| MATERIAL PROVIDED |
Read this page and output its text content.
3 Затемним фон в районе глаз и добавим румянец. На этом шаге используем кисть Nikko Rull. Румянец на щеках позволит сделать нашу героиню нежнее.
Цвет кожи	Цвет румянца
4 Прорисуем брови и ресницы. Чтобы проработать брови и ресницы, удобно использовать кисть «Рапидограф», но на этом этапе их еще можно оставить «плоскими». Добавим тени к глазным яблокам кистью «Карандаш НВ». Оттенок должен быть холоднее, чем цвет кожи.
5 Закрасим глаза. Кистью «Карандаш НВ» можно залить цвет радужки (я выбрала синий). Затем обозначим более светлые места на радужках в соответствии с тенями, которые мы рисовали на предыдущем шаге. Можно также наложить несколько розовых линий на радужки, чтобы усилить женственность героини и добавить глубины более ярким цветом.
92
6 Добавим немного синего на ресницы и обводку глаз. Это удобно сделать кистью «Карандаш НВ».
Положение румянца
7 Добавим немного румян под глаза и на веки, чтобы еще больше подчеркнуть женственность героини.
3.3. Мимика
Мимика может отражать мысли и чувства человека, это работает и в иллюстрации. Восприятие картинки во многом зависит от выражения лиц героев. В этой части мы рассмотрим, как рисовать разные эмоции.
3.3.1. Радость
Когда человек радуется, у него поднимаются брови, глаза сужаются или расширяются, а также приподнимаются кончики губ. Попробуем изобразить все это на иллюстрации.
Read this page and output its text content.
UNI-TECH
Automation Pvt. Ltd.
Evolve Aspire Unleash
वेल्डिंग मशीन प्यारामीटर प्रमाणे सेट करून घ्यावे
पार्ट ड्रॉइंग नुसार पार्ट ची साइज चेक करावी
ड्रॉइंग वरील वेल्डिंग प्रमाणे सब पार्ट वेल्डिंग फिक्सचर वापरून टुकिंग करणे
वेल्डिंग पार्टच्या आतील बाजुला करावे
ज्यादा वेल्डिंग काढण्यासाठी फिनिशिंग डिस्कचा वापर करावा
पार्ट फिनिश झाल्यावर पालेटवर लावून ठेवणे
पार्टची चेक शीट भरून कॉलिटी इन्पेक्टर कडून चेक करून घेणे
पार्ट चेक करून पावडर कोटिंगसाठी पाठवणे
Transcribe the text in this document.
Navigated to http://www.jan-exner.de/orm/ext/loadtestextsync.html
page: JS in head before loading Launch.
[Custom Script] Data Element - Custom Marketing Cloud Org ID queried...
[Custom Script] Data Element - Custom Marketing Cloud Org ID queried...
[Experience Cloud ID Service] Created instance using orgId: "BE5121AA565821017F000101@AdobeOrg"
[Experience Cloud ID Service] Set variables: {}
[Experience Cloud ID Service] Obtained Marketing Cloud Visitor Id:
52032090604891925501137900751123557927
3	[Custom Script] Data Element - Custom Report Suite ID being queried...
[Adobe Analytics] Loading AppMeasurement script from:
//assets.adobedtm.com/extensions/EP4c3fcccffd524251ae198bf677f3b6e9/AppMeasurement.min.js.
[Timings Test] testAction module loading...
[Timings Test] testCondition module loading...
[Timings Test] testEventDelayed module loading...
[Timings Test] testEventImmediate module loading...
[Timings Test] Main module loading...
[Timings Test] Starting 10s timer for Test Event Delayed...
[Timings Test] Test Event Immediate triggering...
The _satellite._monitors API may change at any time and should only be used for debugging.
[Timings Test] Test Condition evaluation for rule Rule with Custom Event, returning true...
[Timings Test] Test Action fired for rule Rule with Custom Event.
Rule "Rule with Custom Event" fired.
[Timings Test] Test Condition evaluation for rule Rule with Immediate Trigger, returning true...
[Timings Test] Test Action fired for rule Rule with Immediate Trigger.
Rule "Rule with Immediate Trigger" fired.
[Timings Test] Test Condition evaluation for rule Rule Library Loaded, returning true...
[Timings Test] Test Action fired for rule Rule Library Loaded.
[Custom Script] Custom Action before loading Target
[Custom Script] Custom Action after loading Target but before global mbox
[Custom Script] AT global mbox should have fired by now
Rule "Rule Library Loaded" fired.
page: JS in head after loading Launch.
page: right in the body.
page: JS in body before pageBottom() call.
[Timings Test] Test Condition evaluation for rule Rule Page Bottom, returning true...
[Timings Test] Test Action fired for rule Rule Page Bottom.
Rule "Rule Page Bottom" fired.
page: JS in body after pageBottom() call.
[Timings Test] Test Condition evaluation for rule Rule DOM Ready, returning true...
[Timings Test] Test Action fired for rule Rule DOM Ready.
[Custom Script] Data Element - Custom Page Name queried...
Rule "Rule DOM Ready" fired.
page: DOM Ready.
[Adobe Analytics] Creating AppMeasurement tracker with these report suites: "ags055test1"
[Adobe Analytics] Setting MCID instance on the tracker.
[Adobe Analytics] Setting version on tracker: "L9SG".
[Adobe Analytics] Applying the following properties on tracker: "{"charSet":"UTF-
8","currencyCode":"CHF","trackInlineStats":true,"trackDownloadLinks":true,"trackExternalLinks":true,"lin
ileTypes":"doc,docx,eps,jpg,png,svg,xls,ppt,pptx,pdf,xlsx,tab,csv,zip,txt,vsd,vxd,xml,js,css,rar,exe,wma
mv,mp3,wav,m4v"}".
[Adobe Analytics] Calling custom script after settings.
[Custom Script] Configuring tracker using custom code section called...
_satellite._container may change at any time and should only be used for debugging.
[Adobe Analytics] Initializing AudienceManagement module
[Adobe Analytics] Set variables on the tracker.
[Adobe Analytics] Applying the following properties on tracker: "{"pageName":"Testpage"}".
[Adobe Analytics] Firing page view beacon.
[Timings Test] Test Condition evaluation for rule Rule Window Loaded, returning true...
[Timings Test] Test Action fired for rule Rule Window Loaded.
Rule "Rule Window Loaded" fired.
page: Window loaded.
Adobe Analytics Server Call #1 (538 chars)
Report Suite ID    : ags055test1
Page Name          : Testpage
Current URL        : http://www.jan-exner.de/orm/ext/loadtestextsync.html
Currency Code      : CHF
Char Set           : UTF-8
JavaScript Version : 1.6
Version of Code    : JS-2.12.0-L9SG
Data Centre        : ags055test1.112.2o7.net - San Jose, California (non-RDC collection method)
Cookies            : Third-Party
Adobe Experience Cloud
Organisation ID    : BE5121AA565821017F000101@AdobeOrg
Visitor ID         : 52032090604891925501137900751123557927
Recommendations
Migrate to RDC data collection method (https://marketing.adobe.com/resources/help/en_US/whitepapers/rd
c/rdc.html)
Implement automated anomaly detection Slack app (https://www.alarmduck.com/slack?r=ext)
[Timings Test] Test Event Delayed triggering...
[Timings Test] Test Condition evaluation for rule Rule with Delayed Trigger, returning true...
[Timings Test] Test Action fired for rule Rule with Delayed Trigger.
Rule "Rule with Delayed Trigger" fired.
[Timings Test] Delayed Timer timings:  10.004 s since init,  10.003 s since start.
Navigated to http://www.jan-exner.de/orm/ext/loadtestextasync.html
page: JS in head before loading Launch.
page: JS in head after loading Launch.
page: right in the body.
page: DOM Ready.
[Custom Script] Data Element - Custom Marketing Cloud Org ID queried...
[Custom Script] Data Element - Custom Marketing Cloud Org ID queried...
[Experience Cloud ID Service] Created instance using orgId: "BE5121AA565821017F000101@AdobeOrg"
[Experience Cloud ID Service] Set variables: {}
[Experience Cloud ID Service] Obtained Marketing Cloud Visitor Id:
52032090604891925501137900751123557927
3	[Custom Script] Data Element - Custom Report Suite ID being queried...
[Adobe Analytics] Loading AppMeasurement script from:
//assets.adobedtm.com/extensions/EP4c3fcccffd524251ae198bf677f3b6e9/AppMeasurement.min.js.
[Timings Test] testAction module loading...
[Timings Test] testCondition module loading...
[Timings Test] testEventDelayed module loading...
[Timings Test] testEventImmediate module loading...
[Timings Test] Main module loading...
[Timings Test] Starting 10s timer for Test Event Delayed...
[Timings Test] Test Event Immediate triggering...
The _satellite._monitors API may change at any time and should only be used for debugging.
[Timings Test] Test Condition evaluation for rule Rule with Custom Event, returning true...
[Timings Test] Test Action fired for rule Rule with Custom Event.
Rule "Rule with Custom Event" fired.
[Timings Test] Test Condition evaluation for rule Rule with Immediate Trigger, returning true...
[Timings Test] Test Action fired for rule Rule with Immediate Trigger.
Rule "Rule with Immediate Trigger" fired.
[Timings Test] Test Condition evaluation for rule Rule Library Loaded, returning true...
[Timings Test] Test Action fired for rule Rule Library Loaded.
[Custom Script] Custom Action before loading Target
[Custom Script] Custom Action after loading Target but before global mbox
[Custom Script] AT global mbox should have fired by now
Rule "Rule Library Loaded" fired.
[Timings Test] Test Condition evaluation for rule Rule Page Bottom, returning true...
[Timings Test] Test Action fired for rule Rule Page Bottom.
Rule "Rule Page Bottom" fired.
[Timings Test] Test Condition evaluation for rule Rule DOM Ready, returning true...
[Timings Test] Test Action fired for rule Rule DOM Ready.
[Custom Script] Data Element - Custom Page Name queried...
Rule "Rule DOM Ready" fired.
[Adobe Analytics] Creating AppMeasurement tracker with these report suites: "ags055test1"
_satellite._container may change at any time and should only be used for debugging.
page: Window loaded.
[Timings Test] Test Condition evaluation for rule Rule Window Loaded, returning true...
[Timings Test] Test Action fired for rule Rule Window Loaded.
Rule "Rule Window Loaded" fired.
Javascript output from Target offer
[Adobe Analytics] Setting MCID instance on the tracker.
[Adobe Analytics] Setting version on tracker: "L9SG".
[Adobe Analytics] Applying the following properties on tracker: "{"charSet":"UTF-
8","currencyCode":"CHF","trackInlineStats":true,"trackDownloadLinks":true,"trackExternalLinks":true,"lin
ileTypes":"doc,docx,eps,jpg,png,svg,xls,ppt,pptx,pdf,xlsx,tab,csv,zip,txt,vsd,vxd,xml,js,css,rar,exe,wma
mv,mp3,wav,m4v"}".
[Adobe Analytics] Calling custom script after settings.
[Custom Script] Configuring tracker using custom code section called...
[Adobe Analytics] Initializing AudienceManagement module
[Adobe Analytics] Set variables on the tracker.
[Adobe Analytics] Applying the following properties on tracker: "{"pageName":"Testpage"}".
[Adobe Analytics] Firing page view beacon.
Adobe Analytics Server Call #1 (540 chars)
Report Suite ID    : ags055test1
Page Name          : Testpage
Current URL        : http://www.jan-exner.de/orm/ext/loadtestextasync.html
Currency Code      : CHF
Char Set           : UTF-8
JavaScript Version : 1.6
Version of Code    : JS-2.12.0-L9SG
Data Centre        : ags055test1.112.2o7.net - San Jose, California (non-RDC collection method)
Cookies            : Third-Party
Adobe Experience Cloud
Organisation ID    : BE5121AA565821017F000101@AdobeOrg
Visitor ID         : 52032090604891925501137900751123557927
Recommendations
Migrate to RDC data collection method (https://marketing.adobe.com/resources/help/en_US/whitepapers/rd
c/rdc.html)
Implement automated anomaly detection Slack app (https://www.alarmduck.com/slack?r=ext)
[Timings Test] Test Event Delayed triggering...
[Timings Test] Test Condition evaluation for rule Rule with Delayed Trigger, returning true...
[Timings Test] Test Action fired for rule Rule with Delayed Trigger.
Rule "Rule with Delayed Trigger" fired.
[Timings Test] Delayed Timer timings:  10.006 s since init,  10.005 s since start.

| EXERCISE INSTRUCTIONS |
List the lines of the entries that include "Current".

| ANSWER TO THE EXERCISE |
Current URL        : http://www.jan-exner.de/orm/ext/loadtestextsync.html
Current URL        : http://www.jan-exner.de/orm/ext/loadtestextasync.html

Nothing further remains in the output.